▸ **WHAT THE TASK ASKS**: Each line below should be reproduced without any alteration.

▸ **INPUT DATA**:
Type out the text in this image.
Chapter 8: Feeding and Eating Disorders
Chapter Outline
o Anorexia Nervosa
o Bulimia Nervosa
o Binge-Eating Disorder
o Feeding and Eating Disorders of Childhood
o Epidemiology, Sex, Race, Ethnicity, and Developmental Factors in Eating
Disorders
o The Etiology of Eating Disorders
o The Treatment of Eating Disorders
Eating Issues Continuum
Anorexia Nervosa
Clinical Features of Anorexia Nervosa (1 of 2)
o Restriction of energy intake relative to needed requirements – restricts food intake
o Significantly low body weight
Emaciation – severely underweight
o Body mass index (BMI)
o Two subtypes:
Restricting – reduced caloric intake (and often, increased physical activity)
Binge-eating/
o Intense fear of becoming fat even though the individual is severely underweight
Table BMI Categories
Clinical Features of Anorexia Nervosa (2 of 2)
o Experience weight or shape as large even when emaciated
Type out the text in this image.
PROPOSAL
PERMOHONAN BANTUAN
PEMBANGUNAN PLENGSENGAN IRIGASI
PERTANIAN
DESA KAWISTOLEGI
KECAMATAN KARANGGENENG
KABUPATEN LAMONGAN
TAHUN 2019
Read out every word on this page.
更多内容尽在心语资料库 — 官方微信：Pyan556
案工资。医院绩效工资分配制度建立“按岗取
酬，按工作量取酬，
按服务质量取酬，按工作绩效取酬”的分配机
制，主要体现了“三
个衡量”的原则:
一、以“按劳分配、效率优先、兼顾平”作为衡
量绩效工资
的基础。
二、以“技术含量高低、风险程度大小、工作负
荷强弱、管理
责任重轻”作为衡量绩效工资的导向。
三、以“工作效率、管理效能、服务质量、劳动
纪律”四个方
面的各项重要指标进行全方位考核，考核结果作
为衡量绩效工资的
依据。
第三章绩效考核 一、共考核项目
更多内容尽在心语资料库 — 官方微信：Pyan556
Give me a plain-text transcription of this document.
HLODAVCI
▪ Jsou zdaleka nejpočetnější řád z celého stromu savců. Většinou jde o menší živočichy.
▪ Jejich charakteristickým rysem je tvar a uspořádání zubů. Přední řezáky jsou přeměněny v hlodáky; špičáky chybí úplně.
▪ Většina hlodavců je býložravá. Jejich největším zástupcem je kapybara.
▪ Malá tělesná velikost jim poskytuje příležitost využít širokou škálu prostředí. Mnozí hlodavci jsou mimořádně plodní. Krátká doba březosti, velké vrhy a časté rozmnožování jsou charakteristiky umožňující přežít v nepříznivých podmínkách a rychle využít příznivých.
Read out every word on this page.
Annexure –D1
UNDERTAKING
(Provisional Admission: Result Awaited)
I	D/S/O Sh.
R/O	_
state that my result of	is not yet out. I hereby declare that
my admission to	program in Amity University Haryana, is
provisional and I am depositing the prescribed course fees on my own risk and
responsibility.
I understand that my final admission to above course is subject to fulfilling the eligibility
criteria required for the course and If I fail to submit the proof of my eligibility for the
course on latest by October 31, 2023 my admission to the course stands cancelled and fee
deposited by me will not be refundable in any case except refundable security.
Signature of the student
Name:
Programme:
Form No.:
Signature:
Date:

▸ **TASK RESPONSE**:
Type out the text in this image.
Chapter 8: Feeding and Eating Disorders
Chapter Outline
o Anorexia Nervosa
o Bulimia Nervosa
o Binge-Eating Disorder
o Feeding and Eating Disorders of Childhood
o Epidemiology, Sex, Race, Ethnicity, and Developmental Factors in Eating
Disorders
o The Etiology of Eating Disorders
o The Treatment of Eating Disorders
Eating Issues Continuum
Anorexia Nervosa
Clinical Features of Anorexia Nervosa (1 of 2)
o Restriction of energy intake relative to needed requirements – restricts food intake
o Significantly low body weight
Emaciation – severely underweight
o Body mass index (BMI)
o Two subtypes:
Restricting – reduced caloric intake (and often, increased physical activity)
Binge-eating/
o Intense fear of becoming fat even though the individual is severely underweight
Table BMI Categories
Clinical Features of Anorexia Nervosa (2 of 2)
o Experience weight or shape as large even when emaciated
Type out the text in this image.
PROPOSAL
PERMOHONAN BANTUAN
PEMBANGUNAN PLENGSENGAN IRIGASI
PERTANIAN
DESA KAWISTOLEGI
KECAMATAN KARANGGENENG
KABUPATEN LAMONGAN
TAHUN 2019
Read out every word on this page.
更多内容尽在心语资料库 — 官方微信：Pyan556
案工资。医院绩效工资分配制度建立“按岗取
酬，按工作量取酬，
按服务质量取酬，按工作绩效取酬”的分配机
制，主要体现了“三
个衡量”的原则:
一、以“按劳分配、效率优先、兼顾平”作为衡
量绩效工资
的基础。
二、以“技术含量高低、风险程度大小、工作负
荷强弱、管理
责任重轻”作为衡量绩效工资的导向。
三、以“工作效率、管理效能、服务质量、劳动
纪律”四个方
面的各项重要指标进行全方位考核，考核结果作
为衡量绩效工资的
依据。
第三章绩效考核 一、共考核项目
更多内容尽在心语资料库 — 官方微信：Pyan556
Give me a plain-text transcription of this document.
HLODAVCI
▪ Jsou zdaleka nejpočetnější řád z celého stromu savců. Většinou jde o menší živočichy.
▪ Jejich charakteristickým rysem je tvar a uspořádání zubů. Přední řezáky jsou přeměněny v hlodáky; špičáky chybí úplně.
▪ Většina hlodavců je býložravá. Jejich největším zástupcem je kapybara.
▪ Malá tělesná velikost jim poskytuje příležitost využít širokou škálu prostředí. Mnozí hlodavci jsou mimořádně plodní. Krátká doba březosti, velké vrhy a časté rozmnožování jsou charakteristiky umožňující přežít v nepříznivých podmínkách a rychle využít příznivých.
Read out every word on this page.
Annexure –D1
UNDERTAKING
(Provisional Admission: Result Awaited)
I	D/S/O Sh.
R/O	_
state that my result of	is not yet out. I hereby declare that
my admission to	program in Amity University Haryana, is
provisional and I am depositing the prescribed course fees on my own risk and
responsibility.
I understand that my final admission to above course is subject to fulfilling the eligibility
criteria required for the course and If I fail to submit the proof of my eligibility for the
course on latest by October 31, 2023 my admission to the course stands cancelled and fee
deposited by me will not be refundable in any case except refundable security.
Signature of the student
Name:
Programme:
Form No.:
Signature:
Date:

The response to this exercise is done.